::: THE INPUT :::

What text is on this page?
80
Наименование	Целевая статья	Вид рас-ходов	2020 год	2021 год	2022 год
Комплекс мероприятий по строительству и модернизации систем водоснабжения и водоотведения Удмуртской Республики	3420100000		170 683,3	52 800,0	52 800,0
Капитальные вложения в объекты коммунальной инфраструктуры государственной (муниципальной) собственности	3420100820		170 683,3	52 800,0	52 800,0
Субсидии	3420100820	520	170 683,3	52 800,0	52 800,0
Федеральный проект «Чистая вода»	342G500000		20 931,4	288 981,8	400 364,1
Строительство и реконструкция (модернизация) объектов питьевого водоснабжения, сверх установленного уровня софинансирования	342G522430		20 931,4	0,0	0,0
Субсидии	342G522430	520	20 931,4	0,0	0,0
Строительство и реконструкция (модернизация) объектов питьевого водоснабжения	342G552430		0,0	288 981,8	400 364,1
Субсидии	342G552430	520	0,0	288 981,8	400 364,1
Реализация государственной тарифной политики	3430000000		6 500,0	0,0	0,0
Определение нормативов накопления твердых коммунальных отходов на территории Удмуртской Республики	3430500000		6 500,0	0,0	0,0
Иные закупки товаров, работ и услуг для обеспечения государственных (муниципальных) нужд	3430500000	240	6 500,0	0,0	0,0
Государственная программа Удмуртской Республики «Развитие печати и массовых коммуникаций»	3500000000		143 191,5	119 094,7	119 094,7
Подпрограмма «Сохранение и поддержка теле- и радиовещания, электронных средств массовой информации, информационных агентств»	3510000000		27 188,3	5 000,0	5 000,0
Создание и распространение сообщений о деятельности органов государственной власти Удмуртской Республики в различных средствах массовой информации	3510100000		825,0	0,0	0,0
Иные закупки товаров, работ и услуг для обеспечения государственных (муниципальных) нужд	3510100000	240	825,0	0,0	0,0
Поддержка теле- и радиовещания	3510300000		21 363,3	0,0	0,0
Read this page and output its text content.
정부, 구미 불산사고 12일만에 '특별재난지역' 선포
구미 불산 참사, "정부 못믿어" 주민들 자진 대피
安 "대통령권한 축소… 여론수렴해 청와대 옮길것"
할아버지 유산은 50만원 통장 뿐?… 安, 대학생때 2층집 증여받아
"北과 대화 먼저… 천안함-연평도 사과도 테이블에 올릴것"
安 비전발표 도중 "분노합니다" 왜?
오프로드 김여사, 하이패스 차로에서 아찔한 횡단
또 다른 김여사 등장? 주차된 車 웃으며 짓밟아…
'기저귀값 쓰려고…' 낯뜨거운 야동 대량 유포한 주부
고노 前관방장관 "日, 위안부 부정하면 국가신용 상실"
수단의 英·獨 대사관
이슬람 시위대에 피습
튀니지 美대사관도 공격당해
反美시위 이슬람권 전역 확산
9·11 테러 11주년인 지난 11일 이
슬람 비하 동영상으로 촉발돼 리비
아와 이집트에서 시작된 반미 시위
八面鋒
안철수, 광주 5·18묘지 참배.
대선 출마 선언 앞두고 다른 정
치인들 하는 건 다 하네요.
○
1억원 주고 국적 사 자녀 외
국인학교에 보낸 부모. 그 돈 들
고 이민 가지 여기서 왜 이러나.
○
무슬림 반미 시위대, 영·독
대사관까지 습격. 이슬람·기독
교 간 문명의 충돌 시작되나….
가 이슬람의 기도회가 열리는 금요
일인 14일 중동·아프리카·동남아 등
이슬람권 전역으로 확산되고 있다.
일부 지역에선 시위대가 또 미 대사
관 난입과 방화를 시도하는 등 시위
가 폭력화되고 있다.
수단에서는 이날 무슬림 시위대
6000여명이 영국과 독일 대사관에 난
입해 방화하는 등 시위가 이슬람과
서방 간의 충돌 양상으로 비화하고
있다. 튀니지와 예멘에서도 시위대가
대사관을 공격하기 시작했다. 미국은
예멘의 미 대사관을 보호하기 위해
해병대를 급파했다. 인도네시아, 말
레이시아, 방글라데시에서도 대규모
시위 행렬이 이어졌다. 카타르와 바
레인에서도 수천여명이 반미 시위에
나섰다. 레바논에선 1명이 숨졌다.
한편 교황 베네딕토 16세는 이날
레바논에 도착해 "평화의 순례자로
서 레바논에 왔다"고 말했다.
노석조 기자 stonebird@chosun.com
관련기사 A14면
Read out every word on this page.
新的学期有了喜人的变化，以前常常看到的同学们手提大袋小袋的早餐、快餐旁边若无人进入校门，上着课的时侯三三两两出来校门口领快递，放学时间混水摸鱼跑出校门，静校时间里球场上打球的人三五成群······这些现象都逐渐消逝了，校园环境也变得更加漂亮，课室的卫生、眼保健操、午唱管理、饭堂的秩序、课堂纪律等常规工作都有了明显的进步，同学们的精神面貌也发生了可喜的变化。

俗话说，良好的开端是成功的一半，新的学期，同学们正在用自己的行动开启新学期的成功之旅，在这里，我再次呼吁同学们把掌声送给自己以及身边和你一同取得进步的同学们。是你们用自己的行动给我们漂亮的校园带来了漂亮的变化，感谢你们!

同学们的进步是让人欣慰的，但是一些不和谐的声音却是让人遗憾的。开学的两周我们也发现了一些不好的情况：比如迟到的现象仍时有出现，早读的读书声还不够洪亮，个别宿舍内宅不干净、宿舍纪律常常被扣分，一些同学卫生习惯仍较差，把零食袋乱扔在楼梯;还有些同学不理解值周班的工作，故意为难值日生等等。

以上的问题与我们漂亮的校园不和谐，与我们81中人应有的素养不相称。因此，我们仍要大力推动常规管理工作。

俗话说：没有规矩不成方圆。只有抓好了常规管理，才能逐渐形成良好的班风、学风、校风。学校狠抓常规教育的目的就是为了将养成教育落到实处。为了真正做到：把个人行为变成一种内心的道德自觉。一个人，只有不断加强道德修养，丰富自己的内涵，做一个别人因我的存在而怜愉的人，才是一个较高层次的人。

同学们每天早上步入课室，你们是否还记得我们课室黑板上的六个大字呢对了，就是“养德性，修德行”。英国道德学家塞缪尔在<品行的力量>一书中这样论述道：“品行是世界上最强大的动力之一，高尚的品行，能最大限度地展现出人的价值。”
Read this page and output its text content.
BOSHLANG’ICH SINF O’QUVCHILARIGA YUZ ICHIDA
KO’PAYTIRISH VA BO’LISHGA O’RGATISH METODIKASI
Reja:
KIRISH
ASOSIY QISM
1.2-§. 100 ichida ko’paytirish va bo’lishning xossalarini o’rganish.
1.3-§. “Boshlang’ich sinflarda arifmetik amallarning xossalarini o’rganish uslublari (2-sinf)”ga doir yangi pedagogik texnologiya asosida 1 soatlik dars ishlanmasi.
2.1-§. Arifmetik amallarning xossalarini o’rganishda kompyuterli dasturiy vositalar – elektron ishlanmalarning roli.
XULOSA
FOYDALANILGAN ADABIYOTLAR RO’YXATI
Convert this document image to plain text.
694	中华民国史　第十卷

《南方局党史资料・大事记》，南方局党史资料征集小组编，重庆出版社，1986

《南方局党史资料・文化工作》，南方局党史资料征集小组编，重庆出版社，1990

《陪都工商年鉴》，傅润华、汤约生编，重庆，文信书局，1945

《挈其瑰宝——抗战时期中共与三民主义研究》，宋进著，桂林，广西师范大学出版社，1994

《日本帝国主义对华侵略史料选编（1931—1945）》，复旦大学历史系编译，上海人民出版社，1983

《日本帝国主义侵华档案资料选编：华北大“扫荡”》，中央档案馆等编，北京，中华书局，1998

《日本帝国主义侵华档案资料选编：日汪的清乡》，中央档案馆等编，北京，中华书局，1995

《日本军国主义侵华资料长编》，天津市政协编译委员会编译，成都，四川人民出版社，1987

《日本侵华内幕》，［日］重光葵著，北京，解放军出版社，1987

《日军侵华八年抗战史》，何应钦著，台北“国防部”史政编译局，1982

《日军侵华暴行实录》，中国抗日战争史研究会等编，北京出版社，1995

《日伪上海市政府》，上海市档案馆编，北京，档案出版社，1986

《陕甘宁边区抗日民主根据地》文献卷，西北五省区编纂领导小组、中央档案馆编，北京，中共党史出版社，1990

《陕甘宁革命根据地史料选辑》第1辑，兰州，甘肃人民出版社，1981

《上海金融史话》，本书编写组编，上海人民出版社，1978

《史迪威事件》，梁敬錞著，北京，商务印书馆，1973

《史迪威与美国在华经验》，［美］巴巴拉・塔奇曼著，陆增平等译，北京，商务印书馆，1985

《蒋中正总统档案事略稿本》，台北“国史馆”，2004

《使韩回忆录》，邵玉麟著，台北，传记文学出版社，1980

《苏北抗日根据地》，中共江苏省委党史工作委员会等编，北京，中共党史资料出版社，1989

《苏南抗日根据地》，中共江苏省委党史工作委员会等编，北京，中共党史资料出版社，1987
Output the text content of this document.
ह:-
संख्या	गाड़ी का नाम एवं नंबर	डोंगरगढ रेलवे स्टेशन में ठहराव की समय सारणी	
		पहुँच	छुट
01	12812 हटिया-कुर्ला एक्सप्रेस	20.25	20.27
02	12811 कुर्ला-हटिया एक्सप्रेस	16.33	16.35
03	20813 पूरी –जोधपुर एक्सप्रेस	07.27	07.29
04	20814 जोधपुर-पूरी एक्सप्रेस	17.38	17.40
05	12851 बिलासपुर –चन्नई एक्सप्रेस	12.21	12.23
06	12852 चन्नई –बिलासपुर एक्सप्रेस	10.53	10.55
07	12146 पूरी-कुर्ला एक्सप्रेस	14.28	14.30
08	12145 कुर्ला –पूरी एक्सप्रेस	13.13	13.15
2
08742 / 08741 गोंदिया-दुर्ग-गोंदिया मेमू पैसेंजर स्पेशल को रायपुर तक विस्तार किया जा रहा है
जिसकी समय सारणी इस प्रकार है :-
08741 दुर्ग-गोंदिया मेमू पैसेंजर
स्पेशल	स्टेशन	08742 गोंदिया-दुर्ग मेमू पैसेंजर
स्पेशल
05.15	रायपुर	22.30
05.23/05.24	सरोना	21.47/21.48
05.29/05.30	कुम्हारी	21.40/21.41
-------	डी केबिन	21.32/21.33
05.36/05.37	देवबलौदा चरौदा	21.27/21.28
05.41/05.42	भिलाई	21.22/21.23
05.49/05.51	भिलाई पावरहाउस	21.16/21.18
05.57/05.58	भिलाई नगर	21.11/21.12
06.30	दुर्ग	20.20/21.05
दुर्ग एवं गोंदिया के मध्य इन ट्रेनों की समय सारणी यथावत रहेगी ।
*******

:::

- _GOAL OF THE EXERCISE_: Copy out every line from the material above in which the word "услуг" appears.

- _RESPONSE_:
Иные закупки товаров, работ и услуг для обеспечения государственных (муниципальных) нужд	3430500000	240	6 500,0	0,0	0,0
Иные закупки товаров, работ и услуг для обеспечения государственных (муниципальных) нужд	3510100000	240	825,0	0,0	0,0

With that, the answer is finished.